(Task details) Copy out the lines that include the word "også".

Collection entries:
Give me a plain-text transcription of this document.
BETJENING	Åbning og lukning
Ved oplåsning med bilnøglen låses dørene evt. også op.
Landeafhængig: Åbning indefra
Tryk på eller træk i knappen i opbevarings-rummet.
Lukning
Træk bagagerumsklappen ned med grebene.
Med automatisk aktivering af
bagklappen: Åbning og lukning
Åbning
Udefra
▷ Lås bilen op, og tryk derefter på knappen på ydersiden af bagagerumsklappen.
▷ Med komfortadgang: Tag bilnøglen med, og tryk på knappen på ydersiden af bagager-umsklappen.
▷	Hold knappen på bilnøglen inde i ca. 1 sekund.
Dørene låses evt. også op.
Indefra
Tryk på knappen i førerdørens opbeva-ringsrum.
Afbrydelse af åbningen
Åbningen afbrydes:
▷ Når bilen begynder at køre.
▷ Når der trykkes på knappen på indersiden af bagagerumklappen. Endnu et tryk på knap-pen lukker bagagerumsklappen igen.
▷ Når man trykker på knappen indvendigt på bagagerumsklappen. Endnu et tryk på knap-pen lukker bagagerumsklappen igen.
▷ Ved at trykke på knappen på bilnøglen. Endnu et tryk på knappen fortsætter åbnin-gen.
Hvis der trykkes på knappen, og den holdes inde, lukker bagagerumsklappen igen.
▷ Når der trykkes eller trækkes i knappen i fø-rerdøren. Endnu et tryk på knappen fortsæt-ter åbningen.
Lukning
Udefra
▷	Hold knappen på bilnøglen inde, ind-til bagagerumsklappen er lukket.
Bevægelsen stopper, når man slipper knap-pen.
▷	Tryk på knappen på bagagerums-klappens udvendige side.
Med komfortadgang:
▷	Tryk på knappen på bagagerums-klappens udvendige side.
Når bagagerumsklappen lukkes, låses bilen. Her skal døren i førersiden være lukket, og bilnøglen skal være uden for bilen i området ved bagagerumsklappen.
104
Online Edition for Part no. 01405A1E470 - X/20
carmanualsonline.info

(Worked solution)
Ved oplåsning med bilnøglen låses dørene evt. også op.
Dørene låses evt. også op.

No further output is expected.